| GOAL |
Copy out the whole listing exactly as written, leaving the pictures behind.

╭──

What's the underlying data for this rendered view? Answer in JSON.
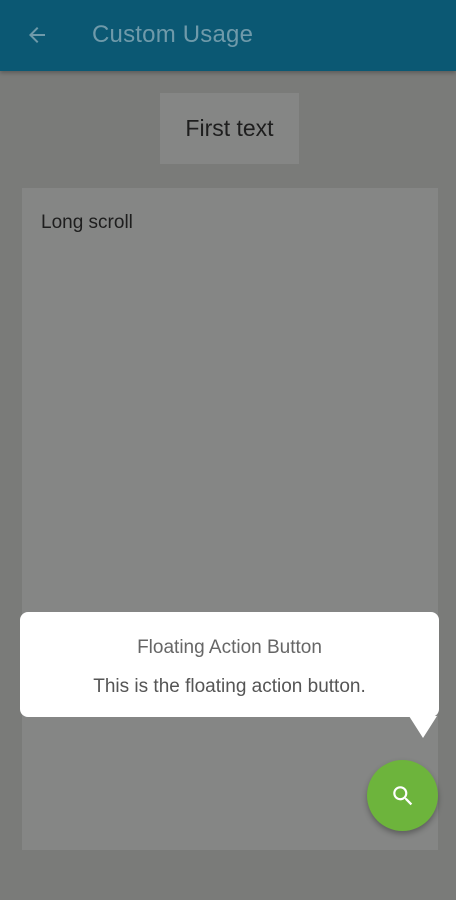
{
  "appbar": {
    "title": "Custom Usage",
    "back_icon": "arrow-back-icon",
    "background": "#0b5873"
  },
  "main": {
    "first_text": "First text",
    "scroll_label": "Long scroll"
  },
  "tooltip": {
    "title": "Floating Action Button",
    "description": "This is the floating action button."
  },
  "fab": {
    "icon": "search-icon",
    "color": "#6db43c"
  }
}
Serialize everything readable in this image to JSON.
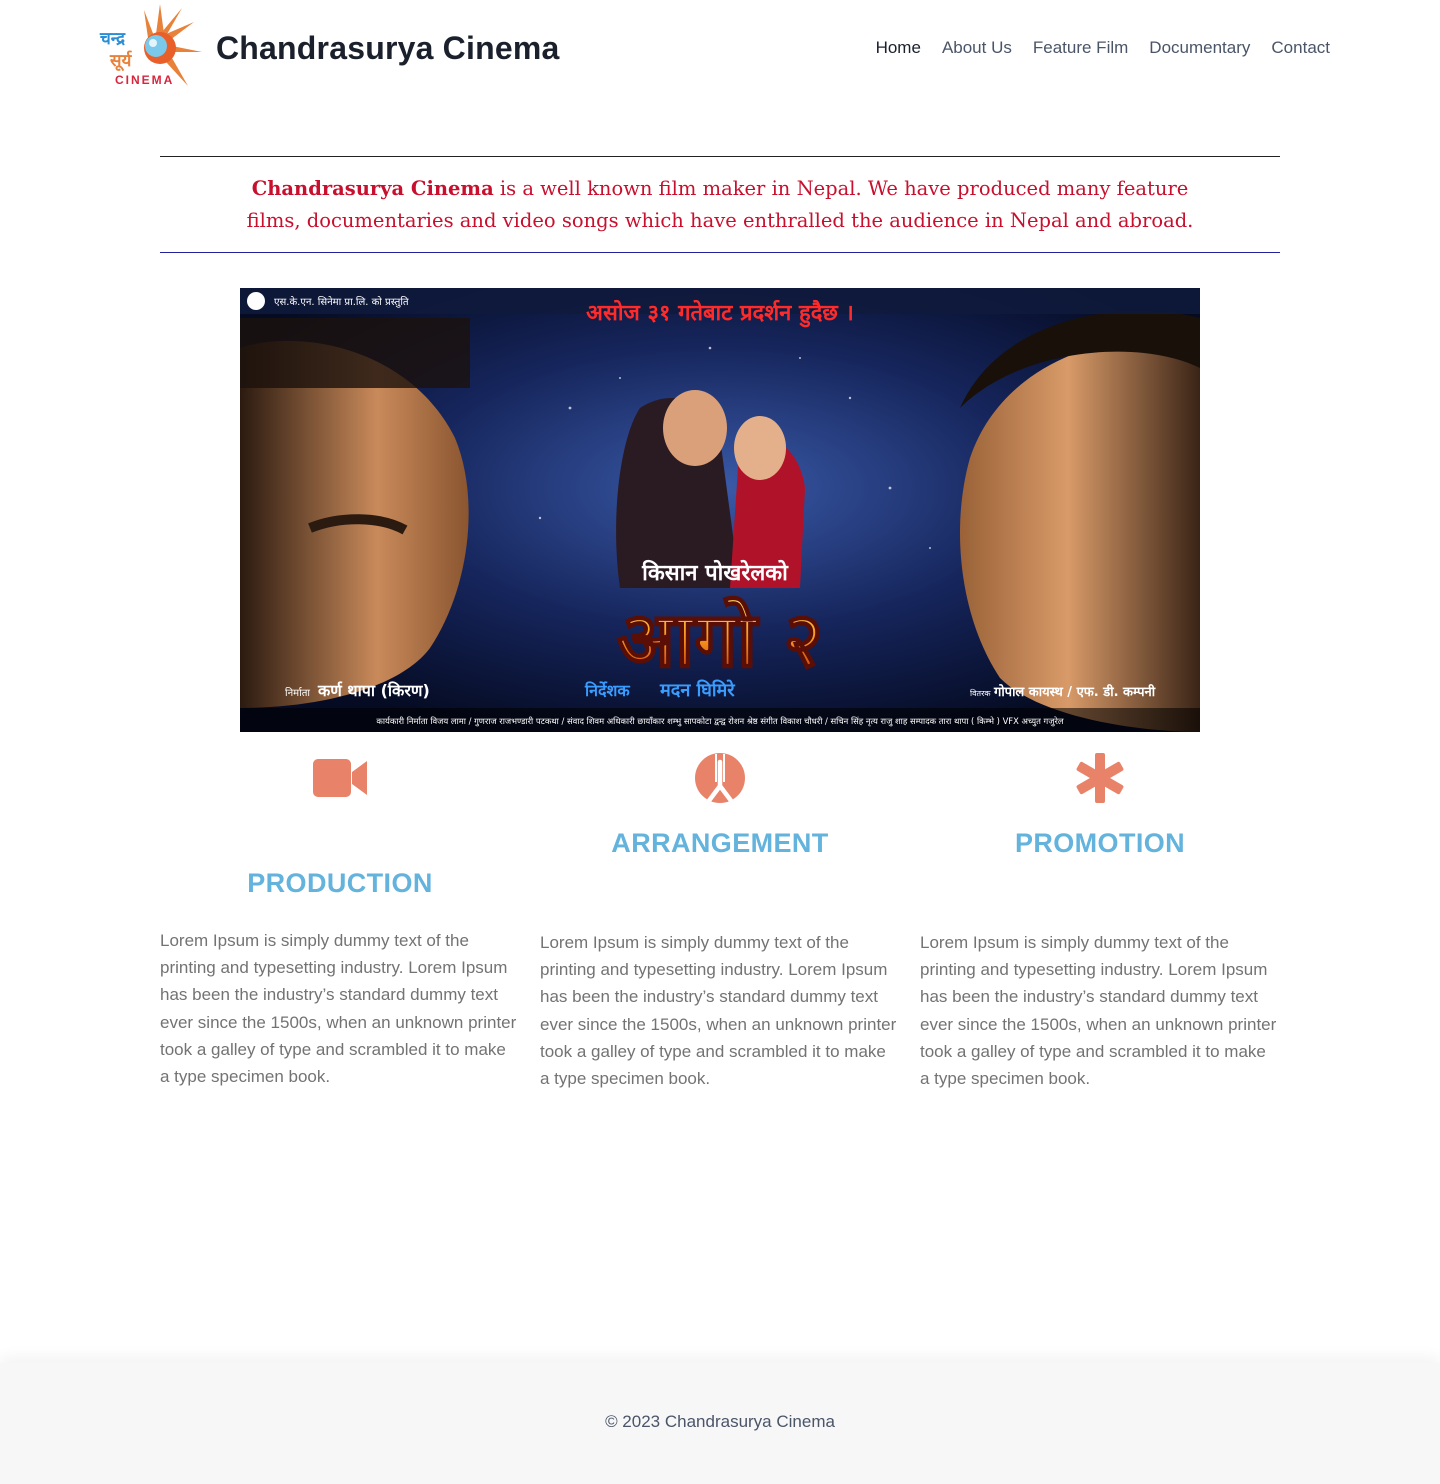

╰──

| WRITTEN RESPONSE |
What's the underlying data for this rendered view? Answer in JSON.
{
  "appbar": {
    "title": "Custom Usage",
    "back_icon": "arrow-back-icon",
    "background": "#0b5873"
  },
  "main": {
    "first_text": "First text",
    "scroll_label": "Long scroll"
  },
  "tooltip": {
    "title": "Floating Action Button",
    "description": "This is the floating action button."
  },
  "fab": {
    "icon": "search-icon",
    "color": "#6db43c"
  }
}
Serialize everything readable in this image to JSON.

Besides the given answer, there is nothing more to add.